Copy whichever lines contain the string "name".

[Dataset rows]
>> Start

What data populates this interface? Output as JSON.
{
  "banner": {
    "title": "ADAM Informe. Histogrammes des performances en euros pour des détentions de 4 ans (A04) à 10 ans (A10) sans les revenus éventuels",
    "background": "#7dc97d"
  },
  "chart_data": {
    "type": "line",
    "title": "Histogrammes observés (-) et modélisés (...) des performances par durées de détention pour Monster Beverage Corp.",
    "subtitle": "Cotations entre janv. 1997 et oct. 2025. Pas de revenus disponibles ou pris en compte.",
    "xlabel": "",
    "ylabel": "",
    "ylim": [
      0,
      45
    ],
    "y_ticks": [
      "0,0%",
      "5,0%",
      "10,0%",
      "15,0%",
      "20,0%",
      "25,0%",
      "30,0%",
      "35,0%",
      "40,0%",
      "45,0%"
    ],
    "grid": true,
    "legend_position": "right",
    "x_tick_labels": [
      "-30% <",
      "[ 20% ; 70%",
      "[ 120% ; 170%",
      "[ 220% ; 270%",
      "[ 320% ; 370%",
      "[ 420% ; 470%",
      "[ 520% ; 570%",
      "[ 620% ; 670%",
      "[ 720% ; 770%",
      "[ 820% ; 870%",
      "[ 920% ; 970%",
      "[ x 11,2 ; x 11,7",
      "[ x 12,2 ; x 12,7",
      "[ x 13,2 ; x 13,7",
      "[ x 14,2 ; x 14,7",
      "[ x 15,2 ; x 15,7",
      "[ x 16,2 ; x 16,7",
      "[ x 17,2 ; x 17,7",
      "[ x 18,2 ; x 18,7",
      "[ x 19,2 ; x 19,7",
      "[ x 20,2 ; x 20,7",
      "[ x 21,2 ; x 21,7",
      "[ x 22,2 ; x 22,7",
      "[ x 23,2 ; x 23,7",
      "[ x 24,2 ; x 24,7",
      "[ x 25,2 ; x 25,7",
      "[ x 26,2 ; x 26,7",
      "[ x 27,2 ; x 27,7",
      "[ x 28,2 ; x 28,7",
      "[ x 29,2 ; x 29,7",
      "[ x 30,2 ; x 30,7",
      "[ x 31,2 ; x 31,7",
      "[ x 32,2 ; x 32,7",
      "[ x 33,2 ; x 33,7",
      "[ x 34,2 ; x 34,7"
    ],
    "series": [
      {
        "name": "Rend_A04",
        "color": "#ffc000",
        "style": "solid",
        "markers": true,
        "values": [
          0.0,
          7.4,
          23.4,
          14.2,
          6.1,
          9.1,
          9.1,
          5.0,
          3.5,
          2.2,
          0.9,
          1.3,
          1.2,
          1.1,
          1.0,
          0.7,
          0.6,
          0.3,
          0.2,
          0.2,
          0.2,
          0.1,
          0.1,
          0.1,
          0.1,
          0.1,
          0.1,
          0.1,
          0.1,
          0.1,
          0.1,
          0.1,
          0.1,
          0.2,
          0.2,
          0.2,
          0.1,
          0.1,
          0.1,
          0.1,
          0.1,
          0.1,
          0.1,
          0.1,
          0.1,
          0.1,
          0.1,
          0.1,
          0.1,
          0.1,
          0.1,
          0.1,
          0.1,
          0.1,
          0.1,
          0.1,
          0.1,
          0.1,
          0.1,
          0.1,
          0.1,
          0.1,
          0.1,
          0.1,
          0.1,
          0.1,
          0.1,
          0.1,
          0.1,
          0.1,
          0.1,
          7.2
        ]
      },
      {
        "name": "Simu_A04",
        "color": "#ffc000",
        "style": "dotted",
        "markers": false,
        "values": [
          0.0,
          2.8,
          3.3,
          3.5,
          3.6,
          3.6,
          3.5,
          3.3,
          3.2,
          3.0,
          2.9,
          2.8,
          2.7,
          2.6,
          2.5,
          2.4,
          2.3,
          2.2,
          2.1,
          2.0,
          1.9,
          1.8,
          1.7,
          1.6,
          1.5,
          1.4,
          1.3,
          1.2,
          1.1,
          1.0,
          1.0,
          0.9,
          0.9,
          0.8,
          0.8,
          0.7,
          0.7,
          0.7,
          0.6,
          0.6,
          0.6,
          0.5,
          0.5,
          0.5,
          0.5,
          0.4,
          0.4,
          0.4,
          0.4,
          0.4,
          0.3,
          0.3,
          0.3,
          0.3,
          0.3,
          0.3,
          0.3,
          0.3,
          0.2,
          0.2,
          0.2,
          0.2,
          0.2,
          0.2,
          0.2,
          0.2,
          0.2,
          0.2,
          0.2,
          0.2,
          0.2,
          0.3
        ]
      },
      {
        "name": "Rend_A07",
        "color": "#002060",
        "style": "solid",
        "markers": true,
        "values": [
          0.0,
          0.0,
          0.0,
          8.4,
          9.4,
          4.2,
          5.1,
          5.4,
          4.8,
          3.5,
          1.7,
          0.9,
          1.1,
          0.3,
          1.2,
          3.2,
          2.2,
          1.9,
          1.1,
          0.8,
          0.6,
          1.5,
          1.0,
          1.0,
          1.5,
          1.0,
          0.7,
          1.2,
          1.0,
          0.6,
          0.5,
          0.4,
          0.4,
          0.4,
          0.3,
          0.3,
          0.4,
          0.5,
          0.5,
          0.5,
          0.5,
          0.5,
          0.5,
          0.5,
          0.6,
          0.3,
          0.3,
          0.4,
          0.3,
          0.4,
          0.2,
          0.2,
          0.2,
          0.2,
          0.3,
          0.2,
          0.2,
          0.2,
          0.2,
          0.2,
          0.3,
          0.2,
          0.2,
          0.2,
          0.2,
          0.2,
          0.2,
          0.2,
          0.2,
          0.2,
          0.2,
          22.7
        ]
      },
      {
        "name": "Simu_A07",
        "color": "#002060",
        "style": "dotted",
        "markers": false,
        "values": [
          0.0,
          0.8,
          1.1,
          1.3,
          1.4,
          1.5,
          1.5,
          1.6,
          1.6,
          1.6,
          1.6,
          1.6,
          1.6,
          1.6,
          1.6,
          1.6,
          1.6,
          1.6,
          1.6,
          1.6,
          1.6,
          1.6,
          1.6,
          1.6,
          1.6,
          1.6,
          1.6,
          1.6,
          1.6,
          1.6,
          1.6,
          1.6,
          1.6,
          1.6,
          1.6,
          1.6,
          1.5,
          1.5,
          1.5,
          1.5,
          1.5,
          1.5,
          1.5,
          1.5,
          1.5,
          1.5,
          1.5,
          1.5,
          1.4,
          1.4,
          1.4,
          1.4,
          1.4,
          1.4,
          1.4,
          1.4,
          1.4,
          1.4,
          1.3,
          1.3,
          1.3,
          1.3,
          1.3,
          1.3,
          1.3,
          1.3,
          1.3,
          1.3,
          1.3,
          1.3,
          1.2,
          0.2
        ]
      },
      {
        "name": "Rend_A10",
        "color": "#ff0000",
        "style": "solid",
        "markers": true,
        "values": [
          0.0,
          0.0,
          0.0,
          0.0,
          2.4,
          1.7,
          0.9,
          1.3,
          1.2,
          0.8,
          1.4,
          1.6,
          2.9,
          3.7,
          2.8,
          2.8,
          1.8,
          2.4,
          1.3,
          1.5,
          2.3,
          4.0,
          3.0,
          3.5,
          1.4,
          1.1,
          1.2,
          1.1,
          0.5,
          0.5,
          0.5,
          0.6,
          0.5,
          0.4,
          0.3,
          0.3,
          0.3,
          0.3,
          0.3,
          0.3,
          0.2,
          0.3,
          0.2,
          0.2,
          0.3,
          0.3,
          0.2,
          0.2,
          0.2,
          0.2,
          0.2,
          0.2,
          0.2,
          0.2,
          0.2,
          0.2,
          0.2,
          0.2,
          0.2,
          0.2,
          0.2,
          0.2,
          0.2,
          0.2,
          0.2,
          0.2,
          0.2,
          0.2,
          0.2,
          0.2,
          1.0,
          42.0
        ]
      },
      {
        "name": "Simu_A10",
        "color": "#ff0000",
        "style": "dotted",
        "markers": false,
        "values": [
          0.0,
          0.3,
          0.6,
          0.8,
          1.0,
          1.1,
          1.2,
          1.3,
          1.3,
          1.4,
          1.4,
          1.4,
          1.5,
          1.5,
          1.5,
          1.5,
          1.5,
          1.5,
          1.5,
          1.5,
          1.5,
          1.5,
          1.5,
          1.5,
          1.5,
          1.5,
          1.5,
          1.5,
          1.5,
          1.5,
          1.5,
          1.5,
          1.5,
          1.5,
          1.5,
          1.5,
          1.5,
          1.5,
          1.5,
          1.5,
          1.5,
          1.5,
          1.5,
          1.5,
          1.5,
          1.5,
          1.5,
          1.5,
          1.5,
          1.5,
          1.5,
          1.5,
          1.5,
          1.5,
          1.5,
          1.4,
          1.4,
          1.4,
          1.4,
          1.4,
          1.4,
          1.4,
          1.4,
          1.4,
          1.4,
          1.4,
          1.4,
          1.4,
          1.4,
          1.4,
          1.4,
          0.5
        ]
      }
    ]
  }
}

>> End

▶ [EXERCISE ANSWER]
        "name": "Rend_A04",
        "name": "Simu_A04",
        "name": "Rend_A07",
        "name": "Simu_A07",
        "name": "Rend_A10",
        "name": "Simu_A10",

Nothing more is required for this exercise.